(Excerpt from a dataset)
....

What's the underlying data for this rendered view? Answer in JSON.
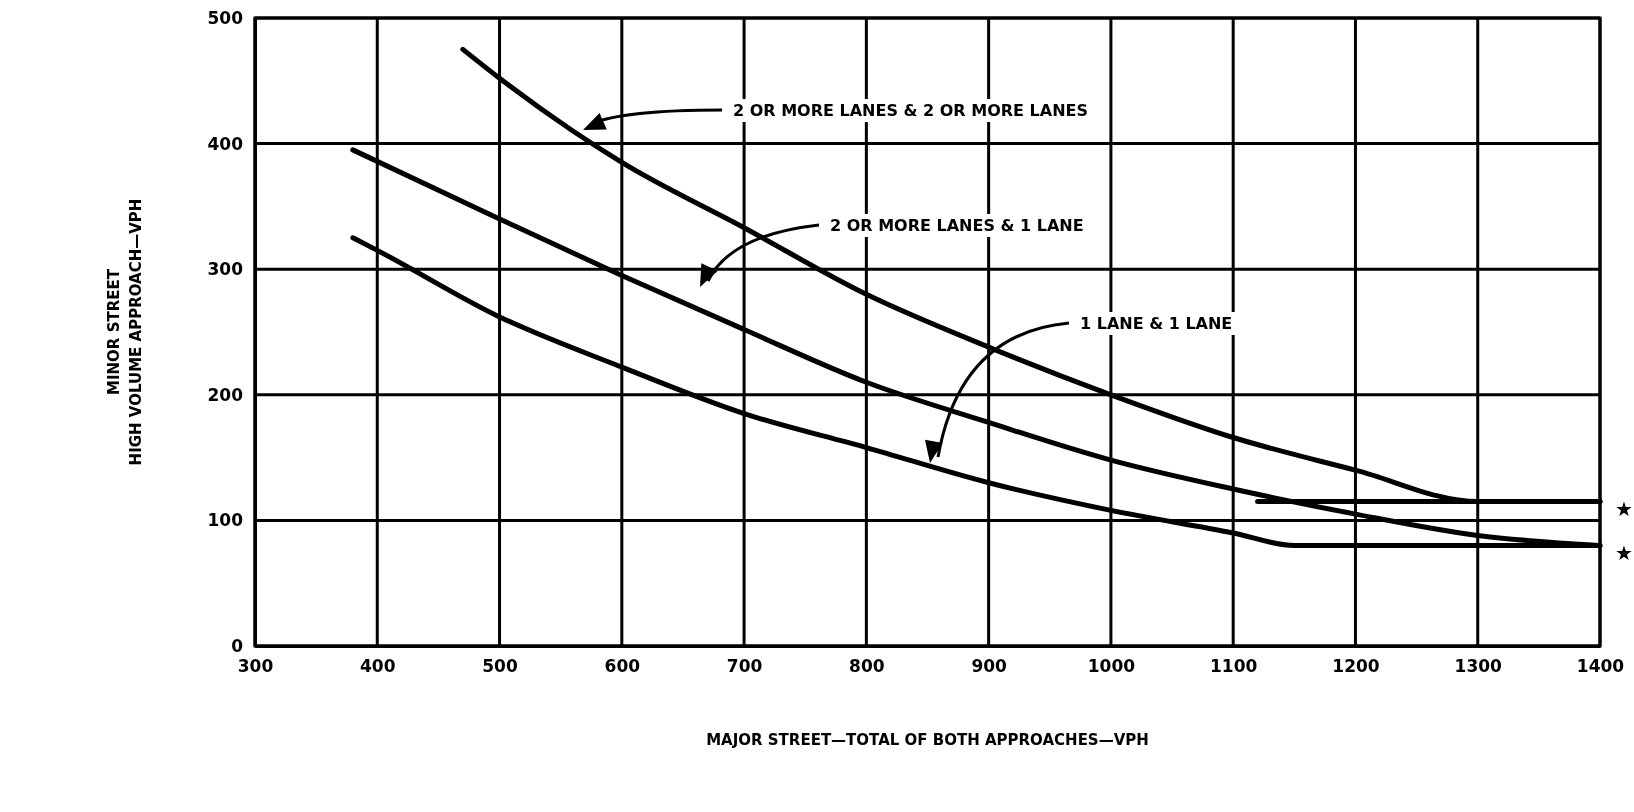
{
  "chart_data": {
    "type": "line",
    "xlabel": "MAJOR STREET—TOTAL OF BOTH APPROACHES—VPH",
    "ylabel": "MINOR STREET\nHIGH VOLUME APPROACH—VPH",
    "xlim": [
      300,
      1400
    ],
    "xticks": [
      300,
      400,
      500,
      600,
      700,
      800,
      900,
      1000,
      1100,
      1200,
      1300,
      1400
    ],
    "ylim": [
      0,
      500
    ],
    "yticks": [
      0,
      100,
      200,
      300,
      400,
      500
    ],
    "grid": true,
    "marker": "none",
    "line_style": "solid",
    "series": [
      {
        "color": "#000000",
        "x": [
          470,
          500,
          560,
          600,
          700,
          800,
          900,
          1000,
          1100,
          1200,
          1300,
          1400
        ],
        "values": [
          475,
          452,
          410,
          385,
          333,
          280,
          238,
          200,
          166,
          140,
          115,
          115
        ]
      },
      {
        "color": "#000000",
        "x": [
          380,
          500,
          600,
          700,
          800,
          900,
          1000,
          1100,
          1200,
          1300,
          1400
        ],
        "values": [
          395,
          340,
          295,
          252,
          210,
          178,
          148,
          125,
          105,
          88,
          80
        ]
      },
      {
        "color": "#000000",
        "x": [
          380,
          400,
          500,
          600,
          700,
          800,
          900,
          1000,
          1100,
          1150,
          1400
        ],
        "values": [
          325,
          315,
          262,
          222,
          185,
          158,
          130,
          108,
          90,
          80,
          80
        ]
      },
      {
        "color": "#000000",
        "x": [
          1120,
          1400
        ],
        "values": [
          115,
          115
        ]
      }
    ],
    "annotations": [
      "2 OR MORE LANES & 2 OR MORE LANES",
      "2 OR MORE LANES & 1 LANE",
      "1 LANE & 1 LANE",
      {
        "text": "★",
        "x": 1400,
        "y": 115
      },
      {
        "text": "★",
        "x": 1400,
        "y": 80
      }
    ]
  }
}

....

> [TASK STATEMENT]: Leave out the pictures and restate everything else word for word.

> [TASK RESULT]:
What's the underlying data for this rendered view? Answer in JSON.
{
  "chart_data": {
    "type": "line",
    "xlabel": "MAJOR STREET—TOTAL OF BOTH APPROACHES—VPH",
    "ylabel": "MINOR STREET\nHIGH VOLUME APPROACH—VPH",
    "xlim": [
      300,
      1400
    ],
    "xticks": [
      300,
      400,
      500,
      600,
      700,
      800,
      900,
      1000,
      1100,
      1200,
      1300,
      1400
    ],
    "ylim": [
      0,
      500
    ],
    "yticks": [
      0,
      100,
      200,
      300,
      400,
      500
    ],
    "grid": true,
    "marker": "none",
    "line_style": "solid",
    "series": [
      {
        "color": "#000000",
        "x": [
          470,
          500,
          560,
          600,
          700,
          800,
          900,
          1000,
          1100,
          1200,
          1300,
          1400
        ],
        "values": [
          475,
          452,
          410,
          385,
          333,
          280,
          238,
          200,
          166,
          140,
          115,
          115
        ]
      },
      {
        "color": "#000000",
        "x": [
          380,
          500,
          600,
          700,
          800,
          900,
          1000,
          1100,
          1200,
          1300,
          1400
        ],
        "values": [
          395,
          340,
          295,
          252,
          210,
          178,
          148,
          125,
          105,
          88,
          80
        ]
      },
      {
        "color": "#000000",
        "x": [
          380,
          400,
          500,
          600,
          700,
          800,
          900,
          1000,
          1100,
          1150,
          1400
        ],
        "values": [
          325,
          315,
          262,
          222,
          185,
          158,
          130,
          108,
          90,
          80,
          80
        ]
      },
      {
        "color": "#000000",
        "x": [
          1120,
          1400
        ],
        "values": [
          115,
          115
        ]
      }
    ],
    "annotations": [
      "2 OR MORE LANES & 2 OR MORE LANES",
      "2 OR MORE LANES & 1 LANE",
      "1 LANE & 1 LANE",
      {
        "text": "★",
        "x": 1400,
        "y": 115
      },
      {
        "text": "★",
        "x": 1400,
        "y": 80
      }
    ]
  }
}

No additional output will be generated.